### WHAT TO PRODUCE
Look over the entries that follow and work out how many lines contain "archiwaljów". State the number only.

┌─ DATA EXCERPTS

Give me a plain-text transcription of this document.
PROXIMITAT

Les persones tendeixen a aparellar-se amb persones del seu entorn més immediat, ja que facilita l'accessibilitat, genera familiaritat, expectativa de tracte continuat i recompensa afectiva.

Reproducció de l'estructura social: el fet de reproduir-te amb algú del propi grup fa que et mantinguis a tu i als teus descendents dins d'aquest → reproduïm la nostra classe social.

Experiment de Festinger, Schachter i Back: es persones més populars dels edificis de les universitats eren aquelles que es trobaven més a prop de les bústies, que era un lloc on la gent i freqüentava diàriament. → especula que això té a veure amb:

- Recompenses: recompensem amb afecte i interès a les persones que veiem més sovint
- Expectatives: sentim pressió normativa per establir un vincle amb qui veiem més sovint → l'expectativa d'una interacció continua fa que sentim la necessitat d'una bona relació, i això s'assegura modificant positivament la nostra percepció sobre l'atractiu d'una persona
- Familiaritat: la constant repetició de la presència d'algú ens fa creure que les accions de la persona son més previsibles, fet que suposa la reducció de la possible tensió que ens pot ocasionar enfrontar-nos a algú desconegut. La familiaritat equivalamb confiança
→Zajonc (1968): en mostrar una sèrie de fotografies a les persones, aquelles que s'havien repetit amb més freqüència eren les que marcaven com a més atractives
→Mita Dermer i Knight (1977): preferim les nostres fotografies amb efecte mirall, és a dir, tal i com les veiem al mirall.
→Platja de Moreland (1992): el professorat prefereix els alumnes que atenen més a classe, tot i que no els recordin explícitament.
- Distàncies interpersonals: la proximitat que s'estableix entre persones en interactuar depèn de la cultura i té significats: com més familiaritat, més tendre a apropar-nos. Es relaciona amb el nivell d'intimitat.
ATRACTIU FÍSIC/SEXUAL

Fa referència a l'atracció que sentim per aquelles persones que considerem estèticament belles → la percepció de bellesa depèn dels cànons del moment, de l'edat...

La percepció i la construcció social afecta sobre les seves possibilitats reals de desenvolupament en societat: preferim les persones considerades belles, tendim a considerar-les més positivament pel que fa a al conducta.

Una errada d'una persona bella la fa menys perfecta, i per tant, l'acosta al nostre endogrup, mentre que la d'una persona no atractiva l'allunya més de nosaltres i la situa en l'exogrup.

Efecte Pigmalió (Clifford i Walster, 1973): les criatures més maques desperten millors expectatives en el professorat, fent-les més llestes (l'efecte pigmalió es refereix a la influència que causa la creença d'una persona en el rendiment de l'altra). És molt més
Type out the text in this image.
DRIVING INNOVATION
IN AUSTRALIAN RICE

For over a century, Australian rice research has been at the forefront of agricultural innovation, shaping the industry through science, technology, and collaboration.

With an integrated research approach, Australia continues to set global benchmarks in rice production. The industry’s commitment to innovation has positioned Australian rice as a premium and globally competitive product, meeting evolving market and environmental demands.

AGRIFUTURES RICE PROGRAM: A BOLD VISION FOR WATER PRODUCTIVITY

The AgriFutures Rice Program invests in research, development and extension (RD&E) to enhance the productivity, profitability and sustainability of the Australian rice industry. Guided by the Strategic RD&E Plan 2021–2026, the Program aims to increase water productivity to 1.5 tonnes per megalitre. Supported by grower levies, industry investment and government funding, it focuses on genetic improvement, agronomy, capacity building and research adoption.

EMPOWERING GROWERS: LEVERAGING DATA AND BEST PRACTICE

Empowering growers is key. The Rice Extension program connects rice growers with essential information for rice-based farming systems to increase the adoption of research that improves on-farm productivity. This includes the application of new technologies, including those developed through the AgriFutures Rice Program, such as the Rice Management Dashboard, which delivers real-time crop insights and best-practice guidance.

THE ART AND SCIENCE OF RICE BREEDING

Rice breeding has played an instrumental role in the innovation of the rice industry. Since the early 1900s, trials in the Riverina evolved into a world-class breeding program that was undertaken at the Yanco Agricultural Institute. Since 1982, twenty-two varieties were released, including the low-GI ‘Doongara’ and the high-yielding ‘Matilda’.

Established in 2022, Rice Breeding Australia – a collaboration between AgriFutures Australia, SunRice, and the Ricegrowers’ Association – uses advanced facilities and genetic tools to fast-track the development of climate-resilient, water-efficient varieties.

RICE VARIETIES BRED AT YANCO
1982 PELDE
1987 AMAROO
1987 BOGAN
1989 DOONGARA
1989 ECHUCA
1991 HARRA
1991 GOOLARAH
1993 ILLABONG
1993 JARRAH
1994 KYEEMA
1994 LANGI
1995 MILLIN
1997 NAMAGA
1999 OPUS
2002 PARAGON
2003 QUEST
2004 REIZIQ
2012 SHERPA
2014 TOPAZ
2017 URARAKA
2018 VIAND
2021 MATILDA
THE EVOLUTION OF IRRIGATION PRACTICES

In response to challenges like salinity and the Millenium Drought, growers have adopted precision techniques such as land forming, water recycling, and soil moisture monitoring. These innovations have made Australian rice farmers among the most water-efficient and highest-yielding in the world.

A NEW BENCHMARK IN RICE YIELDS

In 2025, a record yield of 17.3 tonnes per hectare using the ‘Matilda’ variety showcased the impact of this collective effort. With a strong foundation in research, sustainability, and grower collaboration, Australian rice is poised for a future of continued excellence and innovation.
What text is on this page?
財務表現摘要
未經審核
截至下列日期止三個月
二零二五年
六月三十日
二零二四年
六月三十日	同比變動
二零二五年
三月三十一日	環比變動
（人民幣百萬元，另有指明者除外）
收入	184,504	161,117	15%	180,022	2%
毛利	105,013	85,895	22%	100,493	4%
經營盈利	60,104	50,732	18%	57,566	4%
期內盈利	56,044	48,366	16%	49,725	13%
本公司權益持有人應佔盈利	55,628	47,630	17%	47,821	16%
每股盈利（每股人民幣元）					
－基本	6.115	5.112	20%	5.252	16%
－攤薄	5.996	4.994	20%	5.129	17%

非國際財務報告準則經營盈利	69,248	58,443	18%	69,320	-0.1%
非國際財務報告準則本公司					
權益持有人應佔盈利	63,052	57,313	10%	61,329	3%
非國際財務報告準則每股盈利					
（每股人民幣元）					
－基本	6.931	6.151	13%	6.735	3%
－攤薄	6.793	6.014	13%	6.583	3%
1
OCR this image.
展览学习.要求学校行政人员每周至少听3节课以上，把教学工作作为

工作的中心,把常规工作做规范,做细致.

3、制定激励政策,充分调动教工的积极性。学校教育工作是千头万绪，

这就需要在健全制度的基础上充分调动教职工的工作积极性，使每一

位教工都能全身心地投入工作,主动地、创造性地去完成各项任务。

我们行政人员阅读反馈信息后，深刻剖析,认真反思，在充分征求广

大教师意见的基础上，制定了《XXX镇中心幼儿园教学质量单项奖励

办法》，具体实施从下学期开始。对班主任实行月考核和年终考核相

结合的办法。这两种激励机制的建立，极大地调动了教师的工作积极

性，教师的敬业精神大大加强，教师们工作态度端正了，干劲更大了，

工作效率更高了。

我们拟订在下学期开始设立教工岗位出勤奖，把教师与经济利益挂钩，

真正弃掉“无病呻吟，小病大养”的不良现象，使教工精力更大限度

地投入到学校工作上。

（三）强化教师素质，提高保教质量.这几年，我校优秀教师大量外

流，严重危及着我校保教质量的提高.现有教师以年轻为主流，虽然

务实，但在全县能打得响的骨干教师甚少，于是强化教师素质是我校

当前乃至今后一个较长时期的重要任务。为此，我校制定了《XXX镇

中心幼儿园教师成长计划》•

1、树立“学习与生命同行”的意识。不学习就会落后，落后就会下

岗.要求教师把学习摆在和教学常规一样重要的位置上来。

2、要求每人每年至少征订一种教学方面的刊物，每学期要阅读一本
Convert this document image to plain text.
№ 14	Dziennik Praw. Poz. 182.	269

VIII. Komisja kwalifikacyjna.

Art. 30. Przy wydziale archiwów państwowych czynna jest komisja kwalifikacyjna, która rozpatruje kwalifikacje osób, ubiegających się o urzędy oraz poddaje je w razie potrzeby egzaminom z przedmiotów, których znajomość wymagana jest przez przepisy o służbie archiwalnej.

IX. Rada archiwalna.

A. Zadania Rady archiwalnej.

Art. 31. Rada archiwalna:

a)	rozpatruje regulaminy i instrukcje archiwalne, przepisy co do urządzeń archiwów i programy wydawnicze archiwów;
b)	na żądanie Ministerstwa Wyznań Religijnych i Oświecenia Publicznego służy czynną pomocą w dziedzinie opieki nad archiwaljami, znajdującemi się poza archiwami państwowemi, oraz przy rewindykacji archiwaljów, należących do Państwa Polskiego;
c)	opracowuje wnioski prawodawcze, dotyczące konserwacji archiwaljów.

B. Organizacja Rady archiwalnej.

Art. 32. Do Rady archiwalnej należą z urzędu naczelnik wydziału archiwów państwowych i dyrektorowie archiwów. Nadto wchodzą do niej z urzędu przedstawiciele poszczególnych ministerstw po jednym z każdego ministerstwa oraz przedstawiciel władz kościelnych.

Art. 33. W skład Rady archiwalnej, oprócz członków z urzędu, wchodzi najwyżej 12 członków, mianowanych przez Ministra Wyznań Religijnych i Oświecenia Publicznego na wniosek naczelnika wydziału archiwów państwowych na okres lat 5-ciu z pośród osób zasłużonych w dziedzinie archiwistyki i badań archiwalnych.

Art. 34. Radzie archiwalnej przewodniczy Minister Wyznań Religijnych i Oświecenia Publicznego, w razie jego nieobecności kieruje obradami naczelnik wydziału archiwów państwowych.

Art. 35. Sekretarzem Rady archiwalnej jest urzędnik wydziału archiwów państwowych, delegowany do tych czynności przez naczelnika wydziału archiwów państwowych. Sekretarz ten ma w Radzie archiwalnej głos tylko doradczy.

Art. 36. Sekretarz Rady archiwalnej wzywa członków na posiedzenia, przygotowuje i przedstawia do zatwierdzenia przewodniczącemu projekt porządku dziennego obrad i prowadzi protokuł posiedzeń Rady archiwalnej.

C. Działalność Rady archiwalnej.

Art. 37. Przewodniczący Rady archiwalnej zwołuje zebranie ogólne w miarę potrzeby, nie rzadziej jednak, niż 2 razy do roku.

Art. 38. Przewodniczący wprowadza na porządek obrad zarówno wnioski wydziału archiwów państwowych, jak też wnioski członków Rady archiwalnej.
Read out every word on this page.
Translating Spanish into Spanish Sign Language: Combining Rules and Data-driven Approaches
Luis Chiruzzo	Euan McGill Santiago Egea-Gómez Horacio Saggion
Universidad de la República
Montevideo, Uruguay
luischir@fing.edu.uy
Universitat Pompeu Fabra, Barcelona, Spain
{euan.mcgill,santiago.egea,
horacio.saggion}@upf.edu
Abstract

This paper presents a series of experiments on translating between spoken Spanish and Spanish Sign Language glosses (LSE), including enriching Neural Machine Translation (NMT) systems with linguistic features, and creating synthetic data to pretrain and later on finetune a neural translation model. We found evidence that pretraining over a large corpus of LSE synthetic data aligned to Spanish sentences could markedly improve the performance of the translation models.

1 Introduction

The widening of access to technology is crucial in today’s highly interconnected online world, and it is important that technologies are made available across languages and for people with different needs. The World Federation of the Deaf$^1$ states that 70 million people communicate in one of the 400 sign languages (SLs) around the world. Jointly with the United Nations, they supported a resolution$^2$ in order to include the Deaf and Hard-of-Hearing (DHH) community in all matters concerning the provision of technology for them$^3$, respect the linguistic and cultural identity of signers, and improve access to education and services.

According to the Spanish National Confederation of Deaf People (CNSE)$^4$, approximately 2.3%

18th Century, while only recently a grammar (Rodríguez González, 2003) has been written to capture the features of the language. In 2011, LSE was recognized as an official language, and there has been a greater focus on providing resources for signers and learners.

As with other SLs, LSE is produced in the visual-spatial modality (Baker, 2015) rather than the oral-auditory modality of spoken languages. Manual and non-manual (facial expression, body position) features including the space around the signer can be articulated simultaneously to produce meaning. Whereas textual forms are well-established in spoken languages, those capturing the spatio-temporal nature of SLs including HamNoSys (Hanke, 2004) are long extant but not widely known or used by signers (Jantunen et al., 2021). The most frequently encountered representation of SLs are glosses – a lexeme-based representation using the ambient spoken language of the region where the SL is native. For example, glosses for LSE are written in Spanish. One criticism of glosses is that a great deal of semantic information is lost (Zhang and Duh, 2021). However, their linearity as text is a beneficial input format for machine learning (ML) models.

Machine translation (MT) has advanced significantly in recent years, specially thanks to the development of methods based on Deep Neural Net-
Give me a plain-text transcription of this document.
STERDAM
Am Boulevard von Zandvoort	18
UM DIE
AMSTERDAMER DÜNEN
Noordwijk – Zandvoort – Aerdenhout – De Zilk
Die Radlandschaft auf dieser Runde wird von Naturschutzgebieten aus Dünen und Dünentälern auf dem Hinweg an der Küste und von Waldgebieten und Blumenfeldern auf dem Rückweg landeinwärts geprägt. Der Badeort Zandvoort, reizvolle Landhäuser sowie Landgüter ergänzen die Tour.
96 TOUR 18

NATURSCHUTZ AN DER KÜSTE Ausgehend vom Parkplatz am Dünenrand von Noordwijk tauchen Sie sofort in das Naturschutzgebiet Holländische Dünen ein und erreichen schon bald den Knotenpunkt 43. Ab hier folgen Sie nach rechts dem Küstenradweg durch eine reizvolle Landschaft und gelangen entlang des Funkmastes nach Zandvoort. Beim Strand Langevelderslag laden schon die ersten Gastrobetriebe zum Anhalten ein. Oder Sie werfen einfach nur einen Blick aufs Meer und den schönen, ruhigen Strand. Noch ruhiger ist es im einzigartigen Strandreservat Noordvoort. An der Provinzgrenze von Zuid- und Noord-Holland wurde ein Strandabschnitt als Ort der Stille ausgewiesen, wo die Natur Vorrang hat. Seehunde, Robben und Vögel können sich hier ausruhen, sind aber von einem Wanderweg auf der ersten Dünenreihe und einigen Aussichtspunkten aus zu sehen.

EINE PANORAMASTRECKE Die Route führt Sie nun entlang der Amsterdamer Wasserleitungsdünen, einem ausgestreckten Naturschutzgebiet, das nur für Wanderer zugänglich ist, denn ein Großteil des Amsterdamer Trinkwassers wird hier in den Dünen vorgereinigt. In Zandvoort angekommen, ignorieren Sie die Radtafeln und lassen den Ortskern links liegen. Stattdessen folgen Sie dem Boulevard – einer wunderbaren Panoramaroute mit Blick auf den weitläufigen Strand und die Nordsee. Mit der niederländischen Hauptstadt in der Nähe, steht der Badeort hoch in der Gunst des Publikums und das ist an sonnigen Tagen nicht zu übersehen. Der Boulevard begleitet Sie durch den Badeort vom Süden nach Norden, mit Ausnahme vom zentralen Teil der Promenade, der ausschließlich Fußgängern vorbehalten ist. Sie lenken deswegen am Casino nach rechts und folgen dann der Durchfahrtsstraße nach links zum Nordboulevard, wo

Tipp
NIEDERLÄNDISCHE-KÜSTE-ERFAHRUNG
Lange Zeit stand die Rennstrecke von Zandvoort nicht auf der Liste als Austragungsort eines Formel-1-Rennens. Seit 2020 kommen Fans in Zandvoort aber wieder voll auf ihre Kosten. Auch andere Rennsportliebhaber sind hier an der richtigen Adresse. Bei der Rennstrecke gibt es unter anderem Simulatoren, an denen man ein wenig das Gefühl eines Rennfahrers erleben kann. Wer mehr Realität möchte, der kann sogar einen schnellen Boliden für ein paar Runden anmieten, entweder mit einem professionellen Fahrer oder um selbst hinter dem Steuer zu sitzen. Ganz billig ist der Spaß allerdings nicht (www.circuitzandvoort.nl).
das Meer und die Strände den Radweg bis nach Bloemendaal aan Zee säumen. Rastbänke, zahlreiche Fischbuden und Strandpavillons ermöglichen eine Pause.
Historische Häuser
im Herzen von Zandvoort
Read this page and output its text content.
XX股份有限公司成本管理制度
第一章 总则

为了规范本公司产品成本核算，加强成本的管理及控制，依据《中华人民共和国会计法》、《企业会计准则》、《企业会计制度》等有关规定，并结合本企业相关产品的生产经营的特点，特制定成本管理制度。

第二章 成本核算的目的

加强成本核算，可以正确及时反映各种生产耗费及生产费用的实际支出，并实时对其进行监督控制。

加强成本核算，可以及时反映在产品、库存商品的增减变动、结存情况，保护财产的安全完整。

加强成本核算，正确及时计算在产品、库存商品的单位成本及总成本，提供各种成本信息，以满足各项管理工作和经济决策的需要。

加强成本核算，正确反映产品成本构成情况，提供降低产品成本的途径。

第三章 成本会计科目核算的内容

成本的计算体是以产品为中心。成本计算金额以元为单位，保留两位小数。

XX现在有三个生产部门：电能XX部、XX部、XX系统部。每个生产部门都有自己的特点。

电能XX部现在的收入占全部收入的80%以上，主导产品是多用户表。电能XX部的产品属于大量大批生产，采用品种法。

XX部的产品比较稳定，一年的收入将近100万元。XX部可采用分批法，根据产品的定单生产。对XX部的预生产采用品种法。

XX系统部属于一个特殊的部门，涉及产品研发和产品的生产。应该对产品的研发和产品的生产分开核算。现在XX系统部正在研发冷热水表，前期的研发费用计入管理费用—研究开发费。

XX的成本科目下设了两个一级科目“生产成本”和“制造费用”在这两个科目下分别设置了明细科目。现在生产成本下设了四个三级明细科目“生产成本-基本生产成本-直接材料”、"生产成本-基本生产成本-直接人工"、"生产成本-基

└─

### RESULT FOR THIS TASK
2